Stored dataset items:

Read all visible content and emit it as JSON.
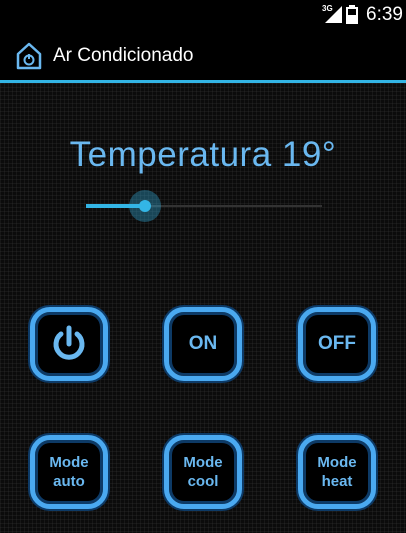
{
  "status_bar": {
    "network_label": "3G",
    "time": "6:39"
  },
  "action_bar": {
    "title": "Ar Condicionado",
    "icon": "home-remote-icon"
  },
  "temperature": {
    "label": "Temperatura 19°",
    "slider_fraction": 0.25
  },
  "buttons": {
    "power": {
      "icon": "power-icon"
    },
    "on": {
      "label": "ON"
    },
    "off": {
      "label": "OFF"
    },
    "mode_auto": {
      "label": "Mode\nauto"
    },
    "mode_cool": {
      "label": "Mode\ncool"
    },
    "mode_heat": {
      "label": "Mode\nheat"
    }
  },
  "colors": {
    "accent": "#33b5e5",
    "button_border": "#4aa9f0",
    "text_accent": "#6ab8f0"
  }
}
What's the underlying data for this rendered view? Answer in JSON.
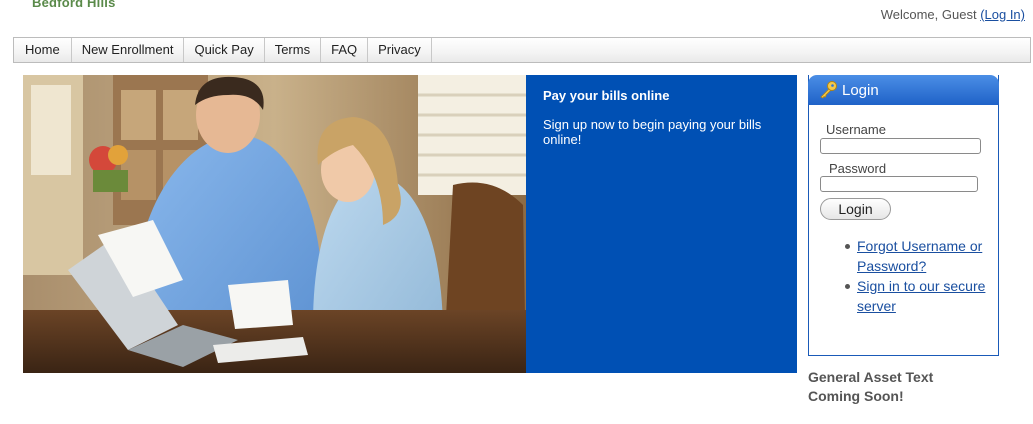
{
  "header": {
    "brand": "Bedford Hills",
    "welcome_text": "Welcome, Guest",
    "login_link": "(Log In)"
  },
  "nav": {
    "items": [
      {
        "label": "Home"
      },
      {
        "label": "New Enrollment"
      },
      {
        "label": "Quick Pay"
      },
      {
        "label": "Terms"
      },
      {
        "label": "FAQ"
      },
      {
        "label": "Privacy"
      }
    ]
  },
  "promo": {
    "title": "Pay your bills online",
    "body": "Sign up now to begin paying your bills online!"
  },
  "login": {
    "title": "Login",
    "username_label": "Username",
    "username_value": "",
    "password_label": "Password",
    "password_value": "",
    "button_label": "Login",
    "links": [
      {
        "label": "Forgot Username or Password?"
      },
      {
        "label": "Sign in to our secure server"
      }
    ]
  },
  "asset": {
    "text": "General Asset Text Coming Soon!"
  },
  "icons": {
    "login": "key-icon"
  },
  "colors": {
    "promo_bg": "#0050b4",
    "login_header": "#2e74d6",
    "link": "#1a4fa0",
    "brand": "#5a8a4a"
  }
}
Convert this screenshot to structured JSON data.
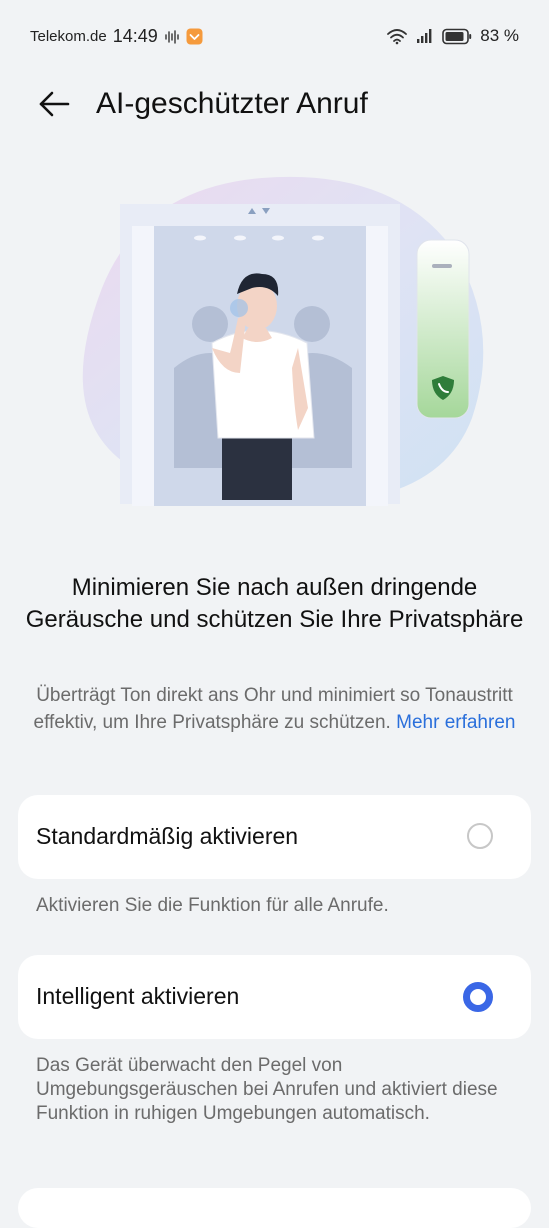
{
  "status_bar": {
    "carrier": "Telekom.de",
    "time": "14:49",
    "battery": "83 %"
  },
  "header": {
    "title": "AI-geschützter Anruf"
  },
  "description": {
    "headline": "Minimieren Sie nach außen dringende Geräusche und schützen Sie Ihre Privatsphäre",
    "body": "Überträgt Ton direkt ans Ohr und minimiert so Tonaustritt effektiv, um Ihre Privatsphäre zu schützen.",
    "learn_more": "Mehr erfahren"
  },
  "options": [
    {
      "label": "Standardmäßig aktivieren",
      "selected": false,
      "description": "Aktivieren Sie die Funktion für alle Anrufe."
    },
    {
      "label": "Intelligent aktivieren",
      "selected": true,
      "description": "Das Gerät überwacht den Pegel von Umgebungsgeräuschen bei Anrufen und aktiviert diese Funktion in ruhigen Umgebungen automatisch."
    }
  ],
  "colors": {
    "accent": "#3a67e6",
    "link": "#2a6fdb",
    "background": "#f1f3f5"
  }
}
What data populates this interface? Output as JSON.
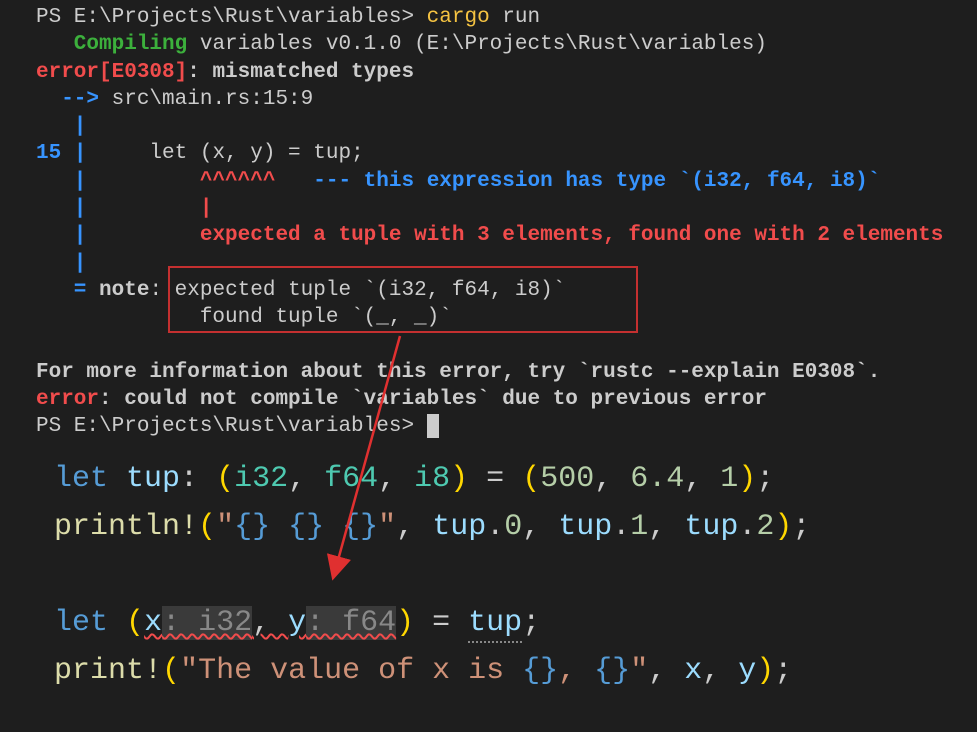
{
  "terminal": {
    "prompt1": "PS E:\\Projects\\Rust\\variables> ",
    "cargo": "cargo",
    "run": " run",
    "compiling_label": "   Compiling",
    "compiling_rest": " variables v0.1.0 (E:\\Projects\\Rust\\variables)",
    "error_code": "error[E0308]",
    "error_msg": ": mismatched types",
    "arrow": "  --> ",
    "location": "src\\main.rs:15:9",
    "pipe_only": "   |",
    "line_num": "15 ",
    "pipe": "|",
    "code_line": "     let (x, y) = tup;",
    "carets": "         ^^^^^^",
    "dashes": "   ---",
    "type_hint": " this expression has type `(i32, f64, i8)`",
    "pipe_inner": "         |",
    "expected_msg": "         expected a tuple with 3 elements, found one with 2 elements",
    "eq_note": "   = ",
    "note_label": "note",
    "note_colon": ": ",
    "expected_tuple": "expected tuple `(i32, f64, i8)`",
    "found_tuple": "             found tuple `(_, _)`",
    "blank": "",
    "more_info": "For more information about this error, try `rustc --explain E0308`.",
    "error2_label": "error",
    "error2_msg": ": could not compile `variables` due to previous error",
    "prompt2": "PS E:\\Projects\\Rust\\variables> "
  },
  "editor": {
    "line1": {
      "let": "let",
      "tup": " tup",
      "colon": ": ",
      "lp": "(",
      "i32": "i32",
      "c1": ", ",
      "f64": "f64",
      "c2": ", ",
      "i8": "i8",
      "rp": ")",
      "eq": " = ",
      "lp2": "(",
      "n500": "500",
      "c3": ", ",
      "n64": "6.4",
      "c4": ", ",
      "n1": "1",
      "rp2": ")",
      "semi": ";"
    },
    "line2": {
      "macro": "println!",
      "lp": "(",
      "q1": "\"",
      "b1": "{}",
      "sp1": " ",
      "b2": "{}",
      "sp2": " ",
      "b3": "{}",
      "q2": "\"",
      "c1": ", ",
      "tup0": "tup",
      "d0": ".",
      "i0": "0",
      "c2": ", ",
      "tup1": "tup",
      "d1": ".",
      "i1": "1",
      "c3": ", ",
      "tup2": "tup",
      "d2": ".",
      "i2": "2",
      "rp": ")",
      "semi": ";"
    },
    "line3": {
      "let": "let",
      "sp": " ",
      "lp": "(",
      "x": "x",
      "hint_x": ": i32",
      "c1": ", ",
      "y": "y",
      "hint_y": ": f64",
      "rp": ")",
      "eq": " = ",
      "tup": "tup",
      "semi": ";"
    },
    "line4": {
      "macro": "print!",
      "lp": "(",
      "q1": "\"",
      "str": "The value of x is ",
      "b1": "{}",
      "c0": ", ",
      "b2": "{}",
      "q2": "\"",
      "c1": ", ",
      "x": "x",
      "c2": ", ",
      "y": "y",
      "rp": ")",
      "semi": ";"
    }
  }
}
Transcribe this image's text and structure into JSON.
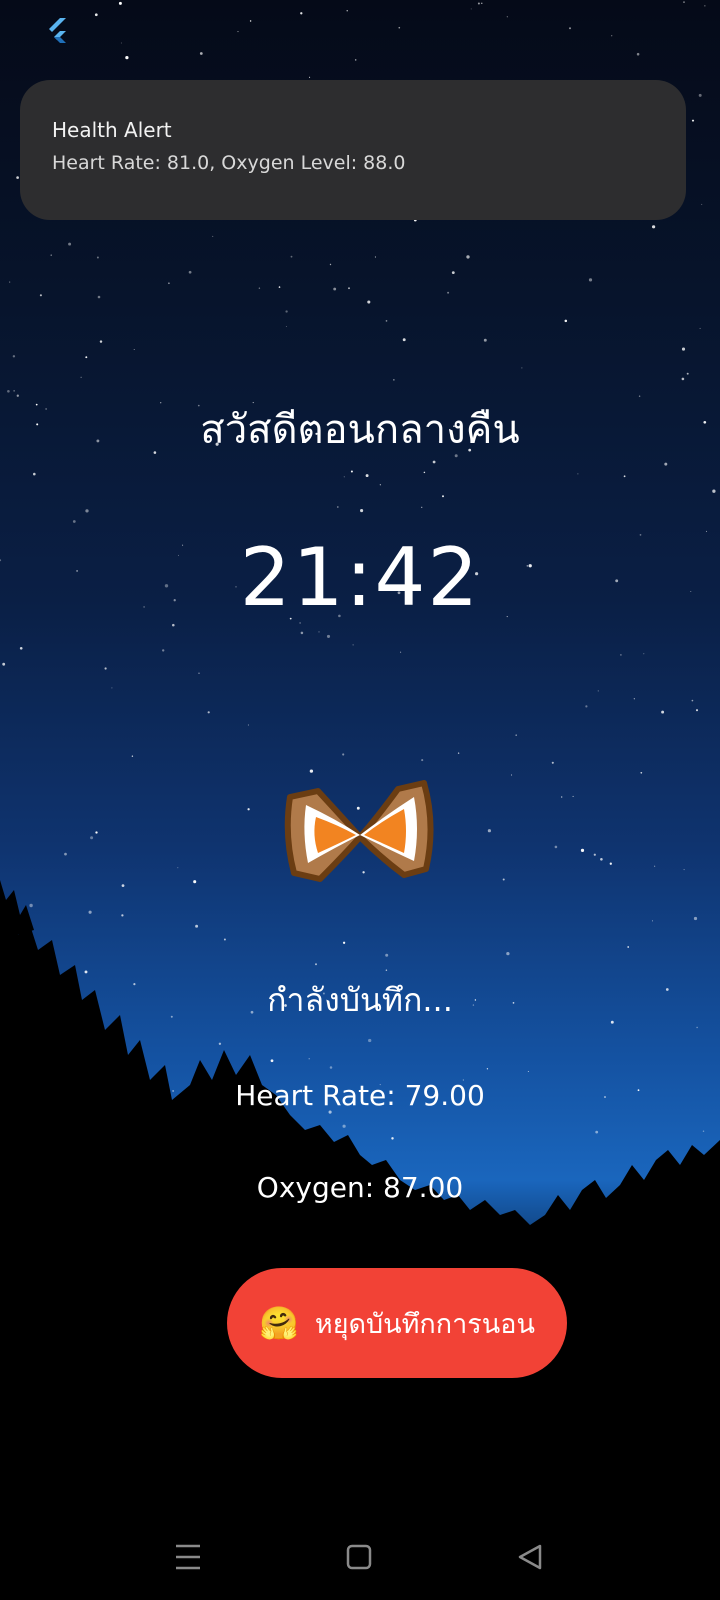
{
  "status_bar": {
    "app_icon": "flutter-icon"
  },
  "notification": {
    "title": "Health Alert",
    "message": "Heart Rate: 81.0, Oxygen Level: 88.0"
  },
  "main": {
    "greeting": "สวัสดีตอนกลางคืน",
    "time": "21:42",
    "status": "กำลังบันทึก...",
    "heart_rate": "Heart Rate: 79.00",
    "oxygen": "Oxygen: 87.00"
  },
  "stop_button": {
    "emoji": "🤗",
    "label": "หยุดบันทึกการนอน",
    "color": "#f24236"
  },
  "nav_bar": {
    "icons": [
      "menu-icon",
      "home-icon",
      "back-icon"
    ]
  }
}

#### What the exercise asks
Repeat each record exactly, with the pictures left out.

#### Correct response
Read all visible content and emit it as JSON.
{
  "status_bar": {
    "network_label": "3G",
    "time": "6:39"
  },
  "action_bar": {
    "title": "Ar Condicionado",
    "icon": "home-remote-icon"
  },
  "temperature": {
    "label": "Temperatura 19°",
    "slider_fraction": 0.25
  },
  "buttons": {
    "power": {
      "icon": "power-icon"
    },
    "on": {
      "label": "ON"
    },
    "off": {
      "label": "OFF"
    },
    "mode_auto": {
      "label": "Mode\nauto"
    },
    "mode_cool": {
      "label": "Mode\ncool"
    },
    "mode_heat": {
      "label": "Mode\nheat"
    }
  },
  "colors": {
    "accent": "#33b5e5",
    "button_border": "#4aa9f0",
    "text_accent": "#6ab8f0"
  }
}
What's the underlying data for this rendered view? Answer in JSON.
{
  "header": {
    "brand": "Bedford Hills",
    "welcome_text": "Welcome, Guest",
    "login_link": "(Log In)"
  },
  "nav": {
    "items": [
      {
        "label": "Home"
      },
      {
        "label": "New Enrollment"
      },
      {
        "label": "Quick Pay"
      },
      {
        "label": "Terms"
      },
      {
        "label": "FAQ"
      },
      {
        "label": "Privacy"
      }
    ]
  },
  "promo": {
    "title": "Pay your bills online",
    "body": "Sign up now to begin paying your bills online!"
  },
  "login": {
    "title": "Login",
    "username_label": "Username",
    "username_value": "",
    "password_label": "Password",
    "password_value": "",
    "button_label": "Login",
    "links": [
      {
        "label": "Forgot Username or Password?"
      },
      {
        "label": "Sign in to our secure server"
      }
    ]
  },
  "asset": {
    "text": "General Asset Text Coming Soon!"
  },
  "icons": {
    "login": "key-icon"
  },
  "colors": {
    "promo_bg": "#0050b4",
    "login_header": "#2e74d6",
    "link": "#1a4fa0",
    "brand": "#5a8a4a"
  }
}
Convert this screenshot to structured JSON data.
{
  "status_bar": {
    "carrier": "Telekom.de",
    "time": "14:49",
    "battery": "83 %"
  },
  "header": {
    "title": "AI-geschützter Anruf"
  },
  "description": {
    "headline": "Minimieren Sie nach außen dringende Geräusche und schützen Sie Ihre Privatsphäre",
    "body": "Überträgt Ton direkt ans Ohr und minimiert so Tonaustritt effektiv, um Ihre Privatsphäre zu schützen.",
    "learn_more": "Mehr erfahren"
  },
  "options": [
    {
      "label": "Standardmäßig aktivieren",
      "selected": false,
      "description": "Aktivieren Sie die Funktion für alle Anrufe."
    },
    {
      "label": "Intelligent aktivieren",
      "selected": true,
      "description": "Das Gerät überwacht den Pegel von Umgebungsgeräuschen bei Anrufen und aktiviert diese Funktion in ruhigen Umgebungen automatisch."
    }
  ],
  "colors": {
    "accent": "#3a67e6",
    "link": "#2a6fdb",
    "background": "#f1f3f5"
  }
}
What data populates this interface? Output as JSON.
{
  "terminal": {
    "prompt1": "PS E:\\Projects\\Rust\\variables> ",
    "cargo": "cargo",
    "run": " run",
    "compiling_label": "   Compiling",
    "compiling_rest": " variables v0.1.0 (E:\\Projects\\Rust\\variables)",
    "error_code": "error[E0308]",
    "error_msg": ": mismatched types",
    "arrow": "  --> ",
    "location": "src\\main.rs:15:9",
    "pipe_only": "   |",
    "line_num": "15 ",
    "pipe": "|",
    "code_line": "     let (x, y) = tup;",
    "carets": "         ^^^^^^",
    "dashes": "   ---",
    "type_hint": " this expression has type `(i32, f64, i8)`",
    "pipe_inner": "         |",
    "expected_msg": "         expected a tuple with 3 elements, found one with 2 elements",
    "eq_note": "   = ",
    "note_label": "note",
    "note_colon": ": ",
    "expected_tuple": "expected tuple `(i32, f64, i8)`",
    "found_tuple": "             found tuple `(_, _)`",
    "blank": "",
    "more_info": "For more information about this error, try `rustc --explain E0308`.",
    "error2_label": "error",
    "error2_msg": ": could not compile `variables` due to previous error",
    "prompt2": "PS E:\\Projects\\Rust\\variables> "
  },
  "editor": {
    "line1": {
      "let": "let",
      "tup": " tup",
      "colon": ": ",
      "lp": "(",
      "i32": "i32",
      "c1": ", ",
      "f64": "f64",
      "c2": ", ",
      "i8": "i8",
      "rp": ")",
      "eq": " = ",
      "lp2": "(",
      "n500": "500",
      "c3": ", ",
      "n64": "6.4",
      "c4": ", ",
      "n1": "1",
      "rp2": ")",
      "semi": ";"
    },
    "line2": {
      "macro": "println!",
      "lp": "(",
      "q1": "\"",
      "b1": "{}",
      "sp1": " ",
      "b2": "{}",
      "sp2": " ",
      "b3": "{}",
      "q2": "\"",
      "c1": ", ",
      "tup0": "tup",
      "d0": ".",
      "i0": "0",
      "c2": ", ",
      "tup1": "tup",
      "d1": ".",
      "i1": "1",
      "c3": ", ",
      "tup2": "tup",
      "d2": ".",
      "i2": "2",
      "rp": ")",
      "semi": ";"
    },
    "line3": {
      "let": "let",
      "sp": " ",
      "lp": "(",
      "x": "x",
      "hint_x": ": i32",
      "c1": ", ",
      "y": "y",
      "hint_y": ": f64",
      "rp": ")",
      "eq": " = ",
      "tup": "tup",
      "semi": ";"
    },
    "line4": {
      "macro": "print!",
      "lp": "(",
      "q1": "\"",
      "str": "The value of x is ",
      "b1": "{}",
      "c0": ", ",
      "b2": "{}",
      "q2": "\"",
      "c1": ", ",
      "x": "x",
      "c2": ", ",
      "y": "y",
      "rp": ")",
      "semi": ";"
    }
  }
}
Transcribe this image's text and structure into JSON.
{
  "status_bar": {
    "app_icon": "flutter-icon"
  },
  "notification": {
    "title": "Health Alert",
    "message": "Heart Rate: 81.0, Oxygen Level: 88.0"
  },
  "main": {
    "greeting": "สวัสดีตอนกลางคืน",
    "time": "21:42",
    "status": "กำลังบันทึก...",
    "heart_rate": "Heart Rate: 79.00",
    "oxygen": "Oxygen: 87.00"
  },
  "stop_button": {
    "emoji": "🤗",
    "label": "หยุดบันทึกการนอน",
    "color": "#f24236"
  },
  "nav_bar": {
    "icons": [
      "menu-icon",
      "home-icon",
      "back-icon"
    ]
  }
}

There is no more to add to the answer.